[SHORT EXERCISE]: Restate, word for word, all of the material shown below.
▬▬▬
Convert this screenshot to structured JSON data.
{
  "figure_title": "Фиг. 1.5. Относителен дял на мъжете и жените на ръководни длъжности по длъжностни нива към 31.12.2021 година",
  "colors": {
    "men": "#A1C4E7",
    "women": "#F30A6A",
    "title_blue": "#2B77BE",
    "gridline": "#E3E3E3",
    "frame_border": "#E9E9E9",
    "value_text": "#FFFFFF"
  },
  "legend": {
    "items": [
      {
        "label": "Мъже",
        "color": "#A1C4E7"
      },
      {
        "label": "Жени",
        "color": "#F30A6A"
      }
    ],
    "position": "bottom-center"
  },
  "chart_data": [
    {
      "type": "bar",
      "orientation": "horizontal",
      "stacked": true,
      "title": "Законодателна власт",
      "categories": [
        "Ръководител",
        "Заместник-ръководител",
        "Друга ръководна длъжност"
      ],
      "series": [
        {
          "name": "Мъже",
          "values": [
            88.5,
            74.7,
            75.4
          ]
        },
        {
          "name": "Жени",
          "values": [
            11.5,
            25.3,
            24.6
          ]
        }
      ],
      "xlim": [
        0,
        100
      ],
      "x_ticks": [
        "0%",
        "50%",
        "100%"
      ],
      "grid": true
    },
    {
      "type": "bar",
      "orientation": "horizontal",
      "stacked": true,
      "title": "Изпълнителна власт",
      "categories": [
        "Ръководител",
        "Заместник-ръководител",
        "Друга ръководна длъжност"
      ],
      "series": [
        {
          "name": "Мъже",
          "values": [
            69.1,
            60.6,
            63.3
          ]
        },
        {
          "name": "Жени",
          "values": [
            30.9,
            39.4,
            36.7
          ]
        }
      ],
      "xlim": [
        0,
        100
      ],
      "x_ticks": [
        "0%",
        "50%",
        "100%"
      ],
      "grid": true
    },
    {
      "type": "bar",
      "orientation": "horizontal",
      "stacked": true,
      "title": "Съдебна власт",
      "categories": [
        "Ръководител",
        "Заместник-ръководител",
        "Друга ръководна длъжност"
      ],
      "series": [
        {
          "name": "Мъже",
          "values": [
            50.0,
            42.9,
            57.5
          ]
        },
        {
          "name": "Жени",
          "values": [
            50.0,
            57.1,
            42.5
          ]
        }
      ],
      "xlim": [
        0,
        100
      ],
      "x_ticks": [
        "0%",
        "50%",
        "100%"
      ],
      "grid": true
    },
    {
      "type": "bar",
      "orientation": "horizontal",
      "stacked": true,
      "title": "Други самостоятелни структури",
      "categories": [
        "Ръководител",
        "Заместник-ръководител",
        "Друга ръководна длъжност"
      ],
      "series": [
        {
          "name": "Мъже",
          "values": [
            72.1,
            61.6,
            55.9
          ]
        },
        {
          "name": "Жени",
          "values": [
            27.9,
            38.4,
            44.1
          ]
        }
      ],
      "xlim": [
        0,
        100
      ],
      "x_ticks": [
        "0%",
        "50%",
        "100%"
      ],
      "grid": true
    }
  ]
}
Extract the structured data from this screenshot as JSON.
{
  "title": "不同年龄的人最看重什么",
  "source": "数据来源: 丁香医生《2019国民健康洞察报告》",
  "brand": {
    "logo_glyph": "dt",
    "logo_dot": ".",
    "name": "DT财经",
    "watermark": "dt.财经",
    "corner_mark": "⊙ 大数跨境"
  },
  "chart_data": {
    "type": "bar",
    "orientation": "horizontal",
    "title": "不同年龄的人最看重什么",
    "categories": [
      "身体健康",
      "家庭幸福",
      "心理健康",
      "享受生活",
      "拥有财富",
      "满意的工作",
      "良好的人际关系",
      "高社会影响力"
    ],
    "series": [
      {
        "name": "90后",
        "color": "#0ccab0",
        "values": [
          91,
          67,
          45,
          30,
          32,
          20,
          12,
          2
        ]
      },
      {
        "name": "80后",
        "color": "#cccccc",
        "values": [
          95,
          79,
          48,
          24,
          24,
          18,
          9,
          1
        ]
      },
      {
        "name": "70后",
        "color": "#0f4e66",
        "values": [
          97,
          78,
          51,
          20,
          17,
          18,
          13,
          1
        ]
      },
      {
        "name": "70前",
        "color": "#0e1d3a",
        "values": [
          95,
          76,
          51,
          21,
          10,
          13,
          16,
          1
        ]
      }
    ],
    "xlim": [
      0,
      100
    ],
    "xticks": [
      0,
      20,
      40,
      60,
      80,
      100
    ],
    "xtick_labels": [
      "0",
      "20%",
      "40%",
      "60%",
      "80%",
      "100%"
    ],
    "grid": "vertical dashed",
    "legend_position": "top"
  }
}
▬▬▬
[FULL SOLUTION]:
Convert this screenshot to structured JSON data.
{
  "figure_title": "Фиг. 1.5. Относителен дял на мъжете и жените на ръководни длъжности по длъжностни нива към 31.12.2021 година",
  "colors": {
    "men": "#A1C4E7",
    "women": "#F30A6A",
    "title_blue": "#2B77BE",
    "gridline": "#E3E3E3",
    "frame_border": "#E9E9E9",
    "value_text": "#FFFFFF"
  },
  "legend": {
    "items": [
      {
        "label": "Мъже",
        "color": "#A1C4E7"
      },
      {
        "label": "Жени",
        "color": "#F30A6A"
      }
    ],
    "position": "bottom-center"
  },
  "chart_data": [
    {
      "type": "bar",
      "orientation": "horizontal",
      "stacked": true,
      "title": "Законодателна власт",
      "categories": [
        "Ръководител",
        "Заместник-ръководител",
        "Друга ръководна длъжност"
      ],
      "series": [
        {
          "name": "Мъже",
          "values": [
            88.5,
            74.7,
            75.4
          ]
        },
        {
          "name": "Жени",
          "values": [
            11.5,
            25.3,
            24.6
          ]
        }
      ],
      "xlim": [
        0,
        100
      ],
      "x_ticks": [
        "0%",
        "50%",
        "100%"
      ],
      "grid": true
    },
    {
      "type": "bar",
      "orientation": "horizontal",
      "stacked": true,
      "title": "Изпълнителна власт",
      "categories": [
        "Ръководител",
        "Заместник-ръководител",
        "Друга ръководна длъжност"
      ],
      "series": [
        {
          "name": "Мъже",
          "values": [
            69.1,
            60.6,
            63.3
          ]
        },
        {
          "name": "Жени",
          "values": [
            30.9,
            39.4,
            36.7
          ]
        }
      ],
      "xlim": [
        0,
        100
      ],
      "x_ticks": [
        "0%",
        "50%",
        "100%"
      ],
      "grid": true
    },
    {
      "type": "bar",
      "orientation": "horizontal",
      "stacked": true,
      "title": "Съдебна власт",
      "categories": [
        "Ръководител",
        "Заместник-ръководител",
        "Друга ръководна длъжност"
      ],
      "series": [
        {
          "name": "Мъже",
          "values": [
            50.0,
            42.9,
            57.5
          ]
        },
        {
          "name": "Жени",
          "values": [
            50.0,
            57.1,
            42.5
          ]
        }
      ],
      "xlim": [
        0,
        100
      ],
      "x_ticks": [
        "0%",
        "50%",
        "100%"
      ],
      "grid": true
    },
    {
      "type": "bar",
      "orientation": "horizontal",
      "stacked": true,
      "title": "Други самостоятелни структури",
      "categories": [
        "Ръководител",
        "Заместник-ръководител",
        "Друга ръководна длъжност"
      ],
      "series": [
        {
          "name": "Мъже",
          "values": [
            72.1,
            61.6,
            55.9
          ]
        },
        {
          "name": "Жени",
          "values": [
            27.9,
            38.4,
            44.1
          ]
        }
      ],
      "xlim": [
        0,
        100
      ],
      "x_ticks": [
        "0%",
        "50%",
        "100%"
      ],
      "grid": true
    }
  ]
}
Extract the structured data from this screenshot as JSON.
{
  "title": "不同年龄的人最看重什么",
  "source": "数据来源: 丁香医生《2019国民健康洞察报告》",
  "brand": {
    "logo_glyph": "dt",
    "logo_dot": ".",
    "name": "DT财经",
    "watermark": "dt.财经",
    "corner_mark": "⊙ 大数跨境"
  },
  "chart_data": {
    "type": "bar",
    "orientation": "horizontal",
    "title": "不同年龄的人最看重什么",
    "categories": [
      "身体健康",
      "家庭幸福",
      "心理健康",
      "享受生活",
      "拥有财富",
      "满意的工作",
      "良好的人际关系",
      "高社会影响力"
    ],
    "series": [
      {
        "name": "90后",
        "color": "#0ccab0",
        "values": [
          91,
          67,
          45,
          30,
          32,
          20,
          12,
          2
        ]
      },
      {
        "name": "80后",
        "color": "#cccccc",
        "values": [
          95,
          79,
          48,
          24,
          24,
          18,
          9,
          1
        ]
      },
      {
        "name": "70后",
        "color": "#0f4e66",
        "values": [
          97,
          78,
          51,
          20,
          17,
          18,
          13,
          1
        ]
      },
      {
        "name": "70前",
        "color": "#0e1d3a",
        "values": [
          95,
          76,
          51,
          21,
          10,
          13,
          16,
          1
        ]
      }
    ],
    "xlim": [
      0,
      100
    ],
    "xticks": [
      0,
      20,
      40,
      60,
      80,
      100
    ],
    "xtick_labels": [
      "0",
      "20%",
      "40%",
      "60%",
      "80%",
      "100%"
    ],
    "grid": "vertical dashed",
    "legend_position": "top"
  }
}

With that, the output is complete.